• _Source passage_
California prisons fail to help abuse victims and the mentally ill rehabilitate behind bars — and refuse to grant them parole so they can turn their lives around with loved ones on the outside.



Michael Flemming fears he will be forgotten. During a phone interview last month from San Quentin State Prison, he said one of the hardest parts of serving an indefinite prison sentence is coming to terms with the reality that he might not live to experience freedom again. "When you are in prison as long as I am, being remembered for something good in my life becomes very important," said the soft-spoken, 53-year-old inmate, his voice shaking. "I have an intense fear of dying while still in prison."

Not long after of our conversation began, Flemming admitted he had anxiety about talking to me. "Right now, I'm incredibly nervous," he said. He told me he was learning how to speak up for himself more and had recently become a lot better at talking about dark memories or sharing his feelings in various prison support groups. "I speak in front of large crowds," he said. "I'm practicing and getting more confident."

Flemming knows that if he can't talk openly about himself and articulate what happened to him when he was young, he could end up dying behind bars. That's because in order to make it out of prison, he will have to survive an hours-long interrogation that seems designed to break him down.

Flemming has spent 32 years behind bars for killing a police officer in a drunken-driving crash on October 19, 1983 in Mojave, a small town in Kern County, two hours north of Los Angeles. According to his records, Flemming, then 21 years old and a severe alcoholic, robbed a supermarket while armed and extremely intoxicated. As he fled the scene in a stolen truck, he crashed head-on into an officer responding to the robbery. Kern County Sheriff's Office Deputy Michael Bentley, 33, did not survive.

Prosecutors subsequently charged Flemming with first-degree murder and a judge sentenced him to 25 years to life — meaning a life sentence with the possibility of parole. He officially became eligible for parole in 1999 (prisoners with good behavior generally become eligible for early release), but he has not been able to convince the California Board of Parole Hearings that he is ready to come home. The parole board is made up of commissioners who are appointed by the governor; most have extensive backgrounds in law enforcement. In order to receive a parole grant, Flemming has to demonstrate that he is no longer a danger to society, is genuinely remorseful, and has a deep understanding of why he committed the offense.

But every time he tries to explain how he ended up crashing his car so many years ago, his answers never come close to satisfying the commissioners or the Kern County District Attorney's Office, which has vigorously argued for his continued incarceration. He told me that he became particularly incapable of addressing the parole board when, early into his hearing on September 3, 2014, Commissioner Marisela Montes confronted him about one of the worst traumas of his life.

Flemming, Montes noted, had reported during a prison psychological evaluation that two men had raped him when he was fifteen years old. According to the board's official transcript of the hearing, Montes' first question about the abuse was: "Why'd you wait twenty years to tell anybody about that?"

• _Recorded information_

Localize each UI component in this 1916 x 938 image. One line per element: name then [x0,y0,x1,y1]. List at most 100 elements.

• _Written request_
Reproduce the passage on California parole above word for word, starting at "Flemming knows that" and ending at "break him down.".

• _Answer for the task_
Flemming knows that if he can't talk openly about himself and articulate what happened to him when he was young, he could end up dying behind bars. That's because in order to make it out of prison, he will have to survive an hours-long interrogation that seems designed to break him down.